■ Problem set
**A)** Reproduce the pension ruling's wording from "SINGH, K.N. (J) SINGH, K.N." to "18 Pension-Reduction/withdrawal-Whether permissible.".
**B)** Take the pension ruling further, carrying it on from its final sentence.

■ Selected passage
%%

SINGH, K.N. (J) SINGH, K.N. (J) VENKATARAMIAH, E.S. (J) OJHA, N.D. (J)

CITATION: 1988 AIR 842 1988 SCR (3) 31 1988 SCC (2) 52 JT 1988 (1) 432 1988 SCALE (1)402

CITATOR INFO :

R 1989 SC1843 (23)

ACT:

Bombay Civil Services Rules, 1959: Rules 188 and 18 Pension-Reduction/withdrawal-Whether permissible.

Government servant-After retirement of attaining the age of superannuation-Whether liable to departmental action for misconduct, negligence or financial irregularities committed during service period - Whether pension can be reduced.

HEADNOTE:

% The respondent retired from State Government service on September 1, 1987, on attaining the age of superannuation.

About a year after his retirement, the respondent was served with a chargesheet containing allegations of misconduct and negligence for the period he was in service. Enquiry into the charges was held and respondent was afforded full opportunity to defend himself. On the conclusion of the enquiry a report was submitted by the Collector, holding that one of the two charges was established while the other charge was partly proved, and that the respondent's action was helpful to one of the parties which amounted to a serious default on his part as a Government servant, and it was recommended that since the respondent has already retired from service, a lenient view should be taken and reduction in pension to the extent of Re. 1 per month be made. The State Government accepted the findings and issued orders reducing the amount of pension payable to the respondent by 50% permanently under Rule 188 of the Bombay Civil Services Rules.

The respondent challenged the validity of the Government order before the High Court. A Division Bench of the High Court allowed the writ petition and quashed State Government's order on the ground that the State Government had no authority in law to take any disciplinary proceedings against respondent as he had already retired from service and the initiation of disciplinary enquiry and the order of punishment were unauthorised and illegal.

Allowing the appeal by the State. partly, 32 ^

HELD: 1.1 Rule 188 of the Bombay Civil Services Rules empowers the Government to reduce the amount of pension of a Government servant whose service has not been thoroughly satisfactory. Rule 189 expressly confers power on the Government to withhold or withdraw any part of the pension payable to Government servant for misconduct which he may have committed while in service, after giving opportunity of defence in accordance with the procedure specified in Note I of Rule 33 of the Bombay Civil Services Conduct Discipline and Appeal Rules. The State Government's power to reduce or withhold pension by taking proceedings against Government servant even after retirement is thus expressly preserved by the aforesaid rules. [34C, F-H]

1.2 The High Court committed a serious error in holding that the State Government had no authority to initiate any proceedings against the respondent. The purpose of the enquiry was not to inflict any punishment, and the proceedings were initiated for determining respondent's pension. The proceedings were taken in accordance with the Rules 188 and 189 of the Rules. [35C-E]

1.3 The Government had power to reduce the pension payable to the respondent but having regard to the facts and circumstances of the case, the reduction of pension by 50% was too harsh and disproportion ate to the misconduct proved against the respondent. The State Government should have taken into consideration the fact that the respondent had retired from service and the reduction of pension by 50% would seriously affect his living. The order of the High Court and the State Government's order reducing pension by 50% are set aside and the State Government is directed to reconsider the question of reduction of respondent's pension. [35E-F; 36E-G] B. J. Shelet v. State of Gujarat & ors., [1978] 2 SCC 202, distinguished.

%%

■ Dataset entries
%%

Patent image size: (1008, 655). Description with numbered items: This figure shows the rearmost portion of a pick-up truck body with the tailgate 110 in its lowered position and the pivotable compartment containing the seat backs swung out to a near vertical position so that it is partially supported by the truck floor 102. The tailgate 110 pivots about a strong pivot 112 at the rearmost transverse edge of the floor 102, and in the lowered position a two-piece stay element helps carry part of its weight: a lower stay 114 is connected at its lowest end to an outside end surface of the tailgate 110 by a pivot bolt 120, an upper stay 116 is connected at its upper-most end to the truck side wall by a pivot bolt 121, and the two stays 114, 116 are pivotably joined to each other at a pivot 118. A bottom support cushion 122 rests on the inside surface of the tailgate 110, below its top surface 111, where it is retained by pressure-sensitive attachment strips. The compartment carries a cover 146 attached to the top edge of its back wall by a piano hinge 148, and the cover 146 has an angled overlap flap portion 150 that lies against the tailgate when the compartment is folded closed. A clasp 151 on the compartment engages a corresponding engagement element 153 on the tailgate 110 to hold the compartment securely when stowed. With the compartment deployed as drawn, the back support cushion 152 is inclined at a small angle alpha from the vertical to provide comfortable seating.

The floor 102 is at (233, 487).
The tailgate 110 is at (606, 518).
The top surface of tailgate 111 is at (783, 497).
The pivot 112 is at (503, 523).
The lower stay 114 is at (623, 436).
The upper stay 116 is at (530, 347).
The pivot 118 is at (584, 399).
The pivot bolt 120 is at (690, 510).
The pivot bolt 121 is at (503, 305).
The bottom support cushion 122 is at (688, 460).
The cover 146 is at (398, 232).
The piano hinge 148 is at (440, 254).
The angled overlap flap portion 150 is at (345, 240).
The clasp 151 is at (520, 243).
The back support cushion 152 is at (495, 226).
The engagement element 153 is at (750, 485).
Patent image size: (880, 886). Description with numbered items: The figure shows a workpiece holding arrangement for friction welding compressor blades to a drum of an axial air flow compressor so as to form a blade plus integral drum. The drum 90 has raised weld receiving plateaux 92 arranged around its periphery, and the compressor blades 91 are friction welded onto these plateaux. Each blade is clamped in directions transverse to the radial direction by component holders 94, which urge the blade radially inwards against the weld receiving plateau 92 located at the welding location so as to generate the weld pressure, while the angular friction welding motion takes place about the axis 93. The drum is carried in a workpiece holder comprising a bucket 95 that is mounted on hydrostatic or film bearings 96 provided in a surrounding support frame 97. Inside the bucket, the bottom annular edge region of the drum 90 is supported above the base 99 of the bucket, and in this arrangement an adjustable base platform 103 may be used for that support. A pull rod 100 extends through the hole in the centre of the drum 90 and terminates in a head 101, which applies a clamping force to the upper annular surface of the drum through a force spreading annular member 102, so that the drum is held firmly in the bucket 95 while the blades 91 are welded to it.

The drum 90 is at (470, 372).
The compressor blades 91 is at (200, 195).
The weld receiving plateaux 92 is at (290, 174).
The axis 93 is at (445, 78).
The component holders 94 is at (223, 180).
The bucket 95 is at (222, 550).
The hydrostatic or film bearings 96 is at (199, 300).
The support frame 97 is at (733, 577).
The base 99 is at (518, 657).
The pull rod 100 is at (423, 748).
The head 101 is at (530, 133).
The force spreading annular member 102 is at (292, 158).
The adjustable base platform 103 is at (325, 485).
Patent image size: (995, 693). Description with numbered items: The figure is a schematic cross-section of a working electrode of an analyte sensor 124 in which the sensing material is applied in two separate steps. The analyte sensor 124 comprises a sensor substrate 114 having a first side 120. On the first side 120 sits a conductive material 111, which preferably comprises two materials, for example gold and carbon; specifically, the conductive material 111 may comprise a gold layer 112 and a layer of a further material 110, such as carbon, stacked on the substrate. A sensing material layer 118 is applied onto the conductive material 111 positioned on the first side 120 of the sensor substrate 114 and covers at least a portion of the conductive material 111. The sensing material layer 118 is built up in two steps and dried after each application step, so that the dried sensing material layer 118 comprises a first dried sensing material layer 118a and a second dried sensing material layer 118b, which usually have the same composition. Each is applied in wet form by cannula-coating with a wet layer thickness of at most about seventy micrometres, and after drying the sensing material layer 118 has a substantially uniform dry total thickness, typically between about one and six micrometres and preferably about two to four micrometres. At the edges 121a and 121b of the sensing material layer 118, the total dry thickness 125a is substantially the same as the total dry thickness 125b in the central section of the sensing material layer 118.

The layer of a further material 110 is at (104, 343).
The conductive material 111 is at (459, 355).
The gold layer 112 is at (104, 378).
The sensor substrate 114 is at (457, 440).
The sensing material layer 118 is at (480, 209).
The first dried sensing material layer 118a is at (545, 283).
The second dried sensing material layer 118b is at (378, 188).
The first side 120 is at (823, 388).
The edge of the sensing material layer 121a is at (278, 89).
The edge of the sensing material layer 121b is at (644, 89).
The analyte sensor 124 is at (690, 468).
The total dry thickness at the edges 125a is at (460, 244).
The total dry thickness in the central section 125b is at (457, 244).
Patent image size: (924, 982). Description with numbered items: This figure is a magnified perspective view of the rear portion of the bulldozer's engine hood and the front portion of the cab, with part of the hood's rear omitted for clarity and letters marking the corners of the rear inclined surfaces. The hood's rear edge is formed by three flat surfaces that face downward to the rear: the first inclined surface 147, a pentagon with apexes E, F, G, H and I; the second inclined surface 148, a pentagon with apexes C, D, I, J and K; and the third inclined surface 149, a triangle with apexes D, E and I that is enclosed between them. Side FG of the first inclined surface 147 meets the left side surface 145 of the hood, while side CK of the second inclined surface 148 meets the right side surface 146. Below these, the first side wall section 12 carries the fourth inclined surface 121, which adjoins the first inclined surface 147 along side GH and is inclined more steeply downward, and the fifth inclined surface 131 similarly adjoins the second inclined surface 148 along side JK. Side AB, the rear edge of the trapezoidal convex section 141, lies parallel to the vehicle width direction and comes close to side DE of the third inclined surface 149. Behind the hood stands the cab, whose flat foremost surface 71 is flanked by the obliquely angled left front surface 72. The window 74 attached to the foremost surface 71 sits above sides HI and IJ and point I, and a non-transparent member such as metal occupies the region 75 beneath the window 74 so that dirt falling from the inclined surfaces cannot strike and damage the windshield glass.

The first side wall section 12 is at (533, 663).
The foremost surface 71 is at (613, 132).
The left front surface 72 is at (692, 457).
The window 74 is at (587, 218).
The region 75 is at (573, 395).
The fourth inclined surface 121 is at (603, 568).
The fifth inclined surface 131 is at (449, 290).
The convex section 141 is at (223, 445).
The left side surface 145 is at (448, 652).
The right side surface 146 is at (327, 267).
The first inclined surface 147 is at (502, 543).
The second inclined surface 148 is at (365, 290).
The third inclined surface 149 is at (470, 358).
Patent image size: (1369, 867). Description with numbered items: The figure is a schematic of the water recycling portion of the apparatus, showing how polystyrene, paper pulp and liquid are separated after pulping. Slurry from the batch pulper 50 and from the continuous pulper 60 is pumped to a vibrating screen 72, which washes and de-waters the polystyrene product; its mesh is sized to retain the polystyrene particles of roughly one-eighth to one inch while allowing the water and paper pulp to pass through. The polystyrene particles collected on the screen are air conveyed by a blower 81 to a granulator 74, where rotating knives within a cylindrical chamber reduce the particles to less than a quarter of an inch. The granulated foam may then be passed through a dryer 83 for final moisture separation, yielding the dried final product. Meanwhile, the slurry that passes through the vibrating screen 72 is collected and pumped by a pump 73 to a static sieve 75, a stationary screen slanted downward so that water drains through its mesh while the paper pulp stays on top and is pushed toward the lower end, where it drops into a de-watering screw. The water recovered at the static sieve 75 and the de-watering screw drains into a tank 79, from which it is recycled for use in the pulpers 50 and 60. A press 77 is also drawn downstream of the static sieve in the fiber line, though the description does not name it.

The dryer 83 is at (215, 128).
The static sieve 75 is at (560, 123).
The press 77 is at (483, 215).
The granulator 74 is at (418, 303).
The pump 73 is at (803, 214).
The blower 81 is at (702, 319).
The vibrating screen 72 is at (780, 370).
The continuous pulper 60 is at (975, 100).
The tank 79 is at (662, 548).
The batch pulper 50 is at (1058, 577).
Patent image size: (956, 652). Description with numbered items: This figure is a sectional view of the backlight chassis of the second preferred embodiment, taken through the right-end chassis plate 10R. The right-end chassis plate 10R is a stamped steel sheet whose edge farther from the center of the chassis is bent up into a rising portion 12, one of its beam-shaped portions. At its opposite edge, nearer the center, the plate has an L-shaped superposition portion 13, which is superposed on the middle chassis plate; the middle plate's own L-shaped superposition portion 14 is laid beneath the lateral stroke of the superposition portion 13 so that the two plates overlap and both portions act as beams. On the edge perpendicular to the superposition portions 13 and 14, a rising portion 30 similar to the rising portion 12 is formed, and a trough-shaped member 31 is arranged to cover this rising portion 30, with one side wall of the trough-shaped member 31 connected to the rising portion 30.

%%

■ Written responses
**A)**
SINGH, K.N. (J) SINGH, K.N. (J) VENKATARAMIAH, E.S. (J) OJHA, N.D. (J)

CITATION: 1988 AIR 842 1988 SCR (3) 31 1988 SCC (2) 52 JT 1988 (1) 432 1988 SCALE (1)402

CITATOR INFO :

R 1989 SC1843 (23)

ACT:

Bombay Civil Services Rules, 1959: Rules 188 and 18 Pension-Reduction/withdrawal-Whether permissible.

**B)**
M. Narasimhachar v. The State of Mysore, [1960] 1 SCR 981 and State of Uttar Pradesh v. Brahm Datt Sharma & Anr., [1987] 2 SCC 179, referred to.

CIVIL APPELLATE JURISDICTION: Civil Appeal No. 573 of 1988 From the Judgment and order dated 13.2.1987 of the Bombay High Court in W.P. No. 613 of 1984.

33 A.M. Khanwilkar and A.S. Bhasme for the Appellant.

B.N. Singhvi and A.K. Gupta for the Respondent.

The Judgment of the Court was delivered by SINGH, J. Special leave granted.

This appeal raises an important question of law whether a Government servant after his retirement on attaining the age of superannuation is liable to be dealt with departmentally for any misconduct, negligence or financial irregularities committed by him during the period of his service.

Necessary facts giving rise to this appeal are that M.H. Mazumdar, the Respondent was in the service of the State of Maharashtra as Supply Inspector and he retired from service on attaining the age of superannuation on September 1, 1977. After his retirement the respondent was served with a charge-sheet on October 16, 1978 containing allegations of misconduct and negligence against him for the period he was in service. Enquiry into those charges was held and the respondent was afforded full opportunity to defend himself.

On the conclusion of the enquiry the State Government issued orders on December 4, 1982 reducing the amount of pension payable to the respondent by 50 per cent permanently under Rule 188 of the Bombay Civil Services Rules. The respondent challenged the validity of the Government's order by means of a writ petition under Article 226 of the Constitution before the High Court of Bombay. A Division Bench of that Court allowed the writ petition and quashed the State Government's order dated December 4, 1982 on the ground that the State Government had no authority in law to take any disciplinary proceedings against the respondent as he had already retired from service. Placing reliance on a decision of this Court in B.J. Shelet v. State of Gujarat & Ors.

[1978] 2 SCC 202 the High Court held that the initiation of disciplinary enquiry and the order of punishment was unauthorised and illegal. The State of Maharashtra has preferred this appeal against the judgment of the High Court.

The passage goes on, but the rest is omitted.